SET PROBLEM. Pictures in the data below are not part of the copy; transcribe everything else exactly.

MATERIAL SHOWN.
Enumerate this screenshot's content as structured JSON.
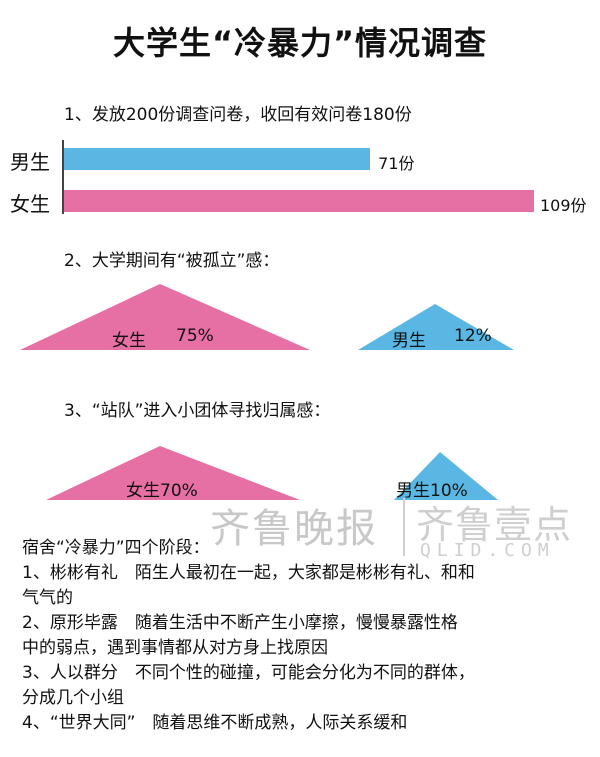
{
  "title": "大学生“冷暴力”情况调查",
  "section1": {
    "heading": "1、发放200份调查问卷，收回有效问卷180份"
  },
  "section2": {
    "heading": "2、大学期间有“被孤立”感："
  },
  "section3": {
    "heading": "3、“站队”进入小团体寻找归属感："
  },
  "colors": {
    "male": "#5ab6e2",
    "female": "#e66fa3"
  },
  "chart_data": [
    {
      "type": "bar",
      "orientation": "horizontal",
      "categories": [
        "男生",
        "女生"
      ],
      "values": [
        71,
        109
      ],
      "value_labels": [
        "71份",
        "109份"
      ],
      "xlim": [
        0,
        109
      ]
    },
    {
      "type": "triangle-comparison",
      "categories": [
        "女生",
        "男生"
      ],
      "values": [
        75,
        12
      ],
      "labels": {
        "female": "女生",
        "female_value": "75%",
        "male": "男生",
        "male_value": "12%"
      }
    },
    {
      "type": "triangle-comparison",
      "categories": [
        "女生",
        "男生"
      ],
      "values": [
        70,
        10
      ],
      "labels": {
        "female": "女生70%",
        "male": "男生10%"
      }
    }
  ],
  "watermark": {
    "calligraphy": "齐鲁晚报",
    "brand": "齐鲁壹点",
    "url": "QLID.COM"
  },
  "notes": {
    "heading": "宿舍“冷暴力”四个阶段：",
    "lines": [
      "1、彬彬有礼　陌生人最初在一起，大家都是彬彬有礼、和和",
      "气气的",
      "2、原形毕露　随着生活中不断产生小摩擦，慢慢暴露性格",
      "中的弱点，遇到事情都从对方身上找原因",
      "3、人以群分　不同个性的碰撞，可能会分化为不同的群体，",
      "分成几个小组",
      "4、“世界大同”　随着思维不断成熟，人际关系缓和"
    ]
  }
}
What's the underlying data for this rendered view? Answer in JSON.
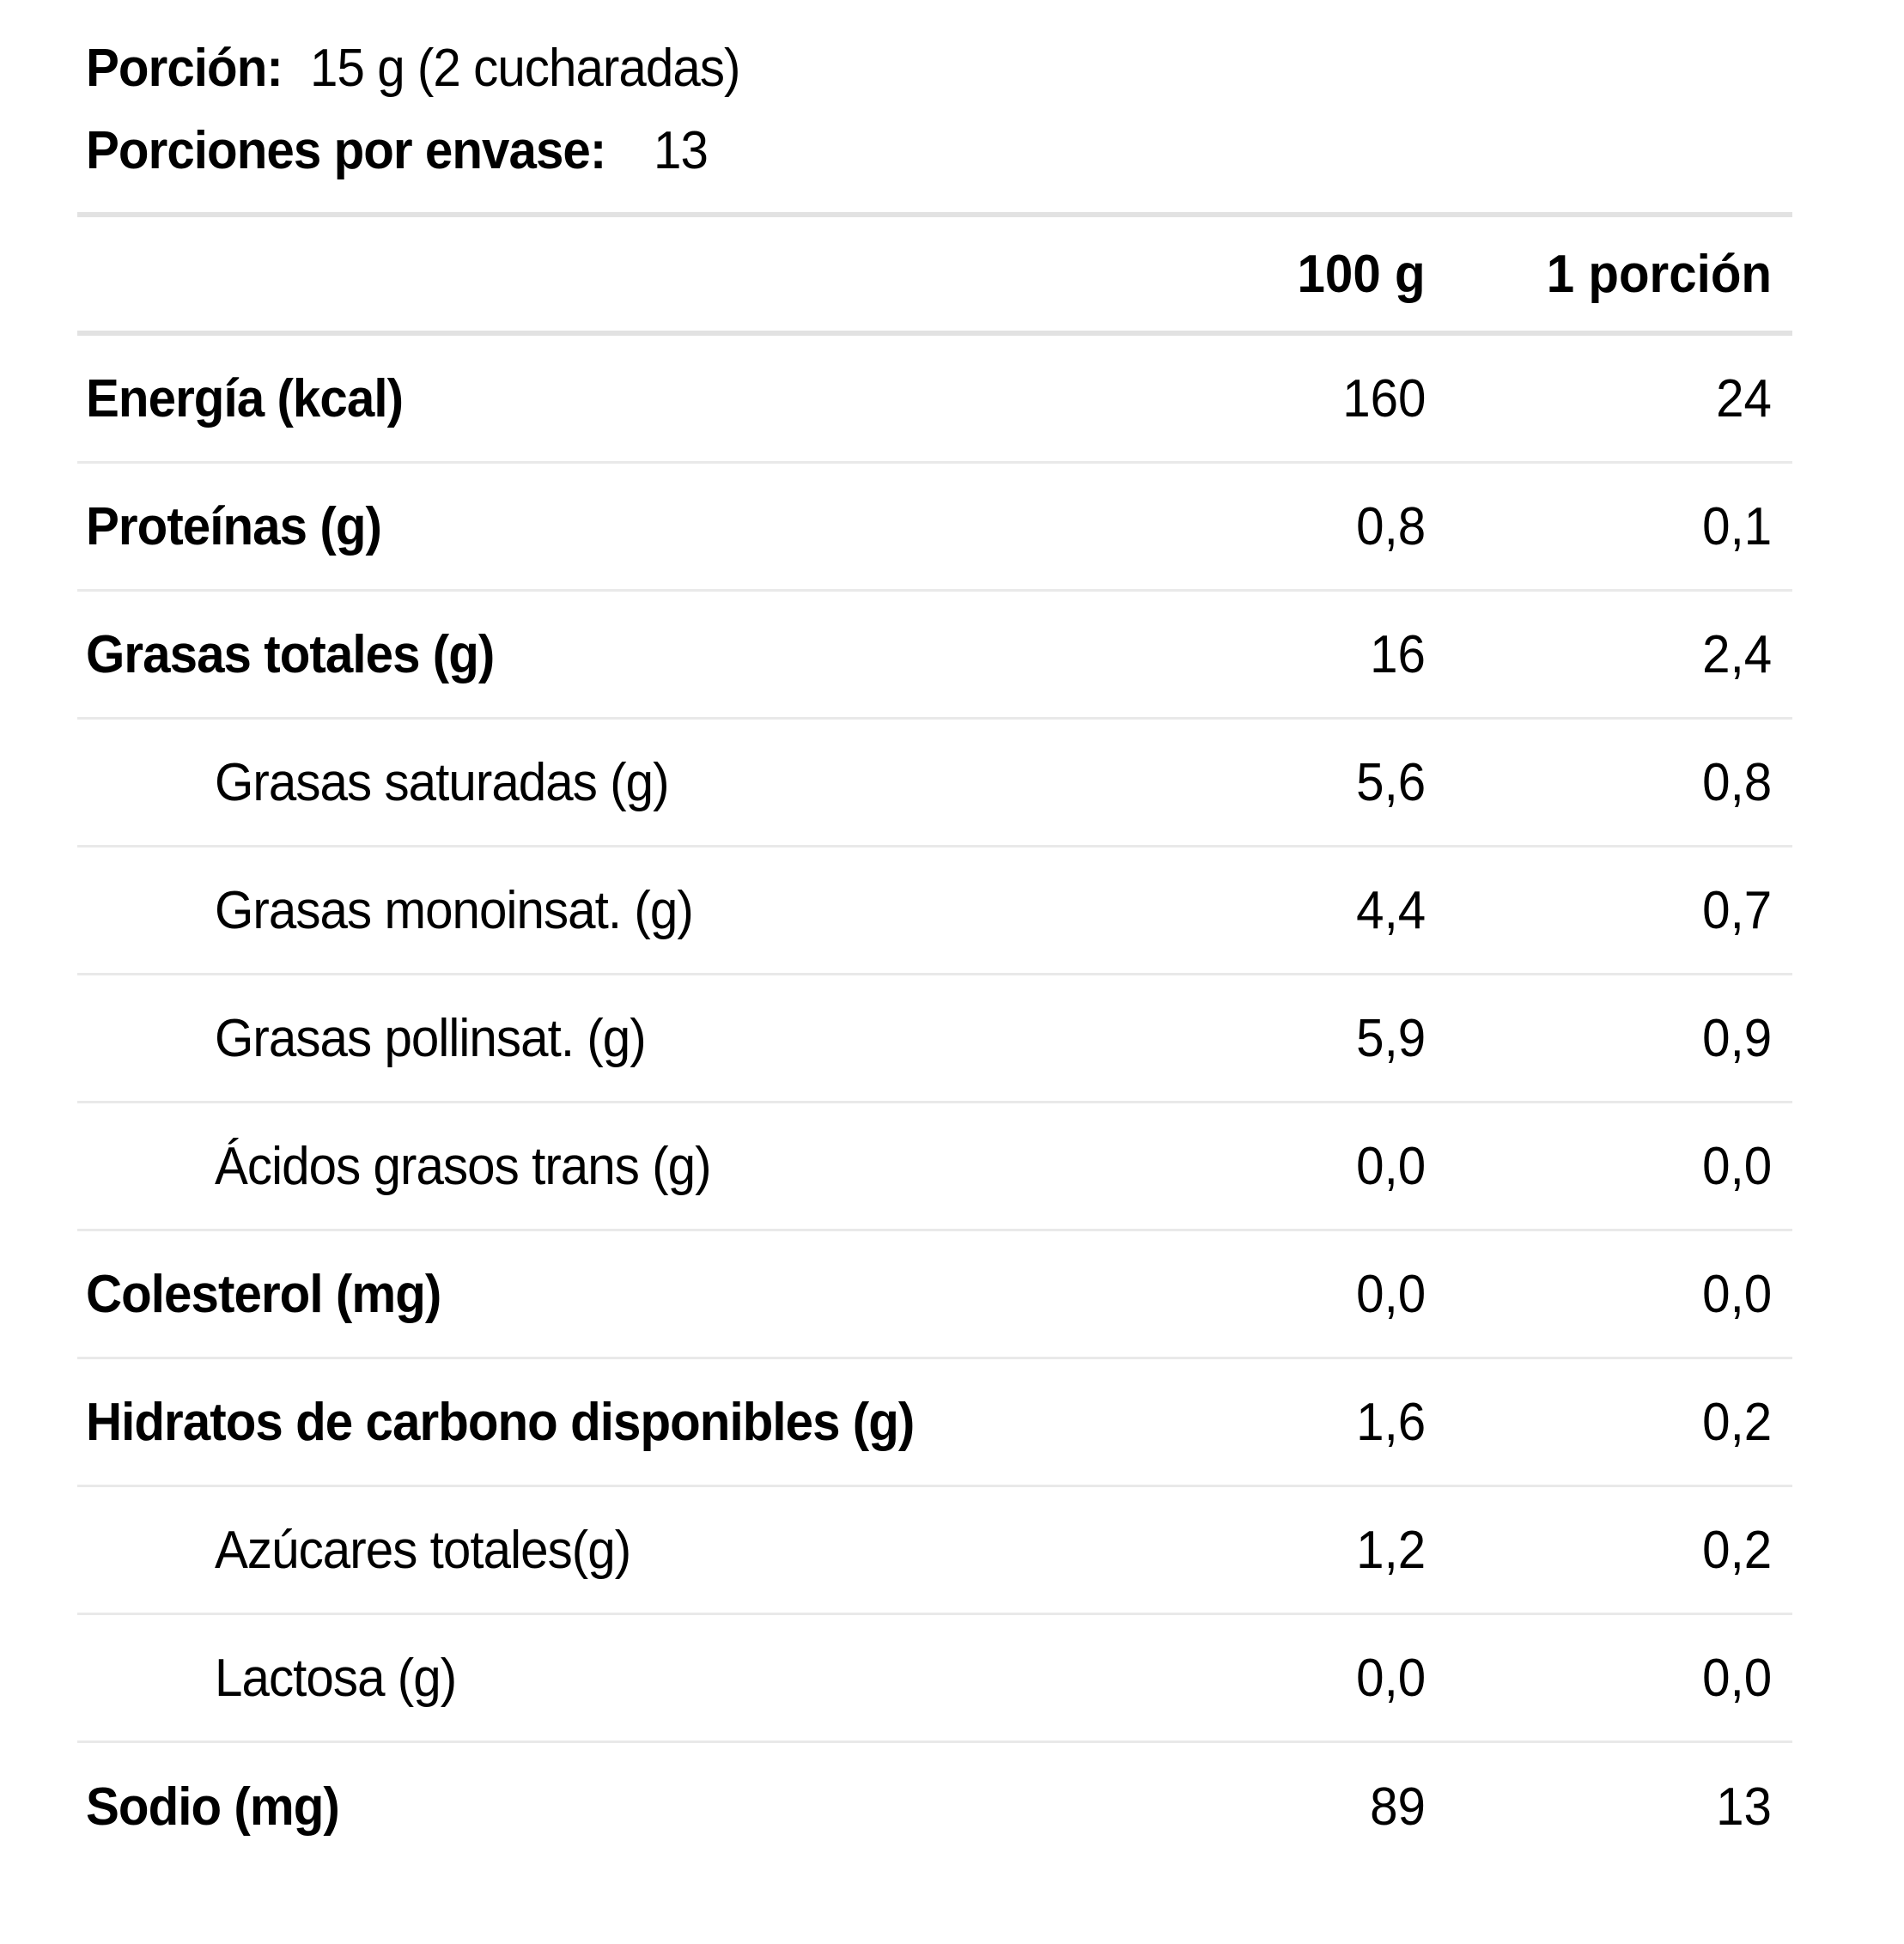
{
  "intro": {
    "portion_label": "Porción:",
    "portion_value": "15 g (2 cucharadas)",
    "servings_label": "Porciones por envase:",
    "servings_value": "13"
  },
  "table": {
    "columns": {
      "per100": "100 g",
      "perPortion": "1 porción"
    },
    "rows": [
      {
        "label": "Energía (kcal)",
        "per100": "160",
        "perPortion": "24",
        "sub": false
      },
      {
        "label": "Proteínas (g)",
        "per100": "0,8",
        "perPortion": "0,1",
        "sub": false
      },
      {
        "label": "Grasas totales (g)",
        "per100": "16",
        "perPortion": "2,4",
        "sub": false
      },
      {
        "label": "Grasas saturadas (g)",
        "per100": "5,6",
        "perPortion": "0,8",
        "sub": true
      },
      {
        "label": "Grasas monoinsat. (g)",
        "per100": "4,4",
        "perPortion": "0,7",
        "sub": true
      },
      {
        "label": "Grasas pollinsat. (g)",
        "per100": "5,9",
        "perPortion": "0,9",
        "sub": true
      },
      {
        "label": "Ácidos grasos trans (g)",
        "per100": "0,0",
        "perPortion": "0,0",
        "sub": true
      },
      {
        "label": "Colesterol (mg)",
        "per100": "0,0",
        "perPortion": "0,0",
        "sub": false
      },
      {
        "label": "Hidratos de carbono disponibles (g)",
        "per100": "1,6",
        "perPortion": "0,2",
        "sub": false
      },
      {
        "label": "Azúcares totales(g)",
        "per100": "1,2",
        "perPortion": "0,2",
        "sub": true
      },
      {
        "label": "Lactosa (g)",
        "per100": "0,0",
        "perPortion": "0,0",
        "sub": true
      },
      {
        "label": "Sodio (mg)",
        "per100": "89",
        "perPortion": "13",
        "sub": false
      }
    ]
  }
}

SOLUTION TO THIS EXERCISE.
Enumerate this screenshot's content as structured JSON.
{
  "title": "大学生“冷暴力”情况调查",
  "section1": {
    "heading": "1、发放200份调查问卷，收回有效问卷180份"
  },
  "section2": {
    "heading": "2、大学期间有“被孤立”感："
  },
  "section3": {
    "heading": "3、“站队”进入小团体寻找归属感："
  },
  "colors": {
    "male": "#5ab6e2",
    "female": "#e66fa3"
  },
  "chart_data": [
    {
      "type": "bar",
      "orientation": "horizontal",
      "categories": [
        "男生",
        "女生"
      ],
      "values": [
        71,
        109
      ],
      "value_labels": [
        "71份",
        "109份"
      ],
      "xlim": [
        0,
        109
      ]
    },
    {
      "type": "triangle-comparison",
      "categories": [
        "女生",
        "男生"
      ],
      "values": [
        75,
        12
      ],
      "labels": {
        "female": "女生",
        "female_value": "75%",
        "male": "男生",
        "male_value": "12%"
      }
    },
    {
      "type": "triangle-comparison",
      "categories": [
        "女生",
        "男生"
      ],
      "values": [
        70,
        10
      ],
      "labels": {
        "female": "女生70%",
        "male": "男生10%"
      }
    }
  ],
  "watermark": {
    "calligraphy": "齐鲁晚报",
    "brand": "齐鲁壹点",
    "url": "QLID.COM"
  },
  "notes": {
    "heading": "宿舍“冷暴力”四个阶段：",
    "lines": [
      "1、彬彬有礼　陌生人最初在一起，大家都是彬彬有礼、和和",
      "气气的",
      "2、原形毕露　随着生活中不断产生小摩擦，慢慢暴露性格",
      "中的弱点，遇到事情都从对方身上找原因",
      "3、人以群分　不同个性的碰撞，可能会分化为不同的群体，",
      "分成几个小组",
      "4、“世界大同”　随着思维不断成熟，人际关系缓和"
    ]
  }
}
What's the underlying data for this rendered view? Answer in JSON.
{
  "intro": {
    "portion_label": "Porción:",
    "portion_value": "15 g (2 cucharadas)",
    "servings_label": "Porciones por envase:",
    "servings_value": "13"
  },
  "table": {
    "columns": {
      "per100": "100 g",
      "perPortion": "1 porción"
    },
    "rows": [
      {
        "label": "Energía (kcal)",
        "per100": "160",
        "perPortion": "24",
        "sub": false
      },
      {
        "label": "Proteínas (g)",
        "per100": "0,8",
        "perPortion": "0,1",
        "sub": false
      },
      {
        "label": "Grasas totales (g)",
        "per100": "16",
        "perPortion": "2,4",
        "sub": false
      },
      {
        "label": "Grasas saturadas (g)",
        "per100": "5,6",
        "perPortion": "0,8",
        "sub": true
      },
      {
        "label": "Grasas monoinsat. (g)",
        "per100": "4,4",
        "perPortion": "0,7",
        "sub": true
      },
      {
        "label": "Grasas pollinsat. (g)",
        "per100": "5,9",
        "perPortion": "0,9",
        "sub": true
      },
      {
        "label": "Ácidos grasos trans (g)",
        "per100": "0,0",
        "perPortion": "0,0",
        "sub": true
      },
      {
        "label": "Colesterol (mg)",
        "per100": "0,0",
        "perPortion": "0,0",
        "sub": false
      },
      {
        "label": "Hidratos de carbono disponibles (g)",
        "per100": "1,6",
        "perPortion": "0,2",
        "sub": false
      },
      {
        "label": "Azúcares totales(g)",
        "per100": "1,2",
        "perPortion": "0,2",
        "sub": true
      },
      {
        "label": "Lactosa (g)",
        "per100": "0,0",
        "perPortion": "0,0",
        "sub": true
      },
      {
        "label": "Sodio (mg)",
        "per100": "89",
        "perPortion": "13",
        "sub": false
      }
    ]
  }
}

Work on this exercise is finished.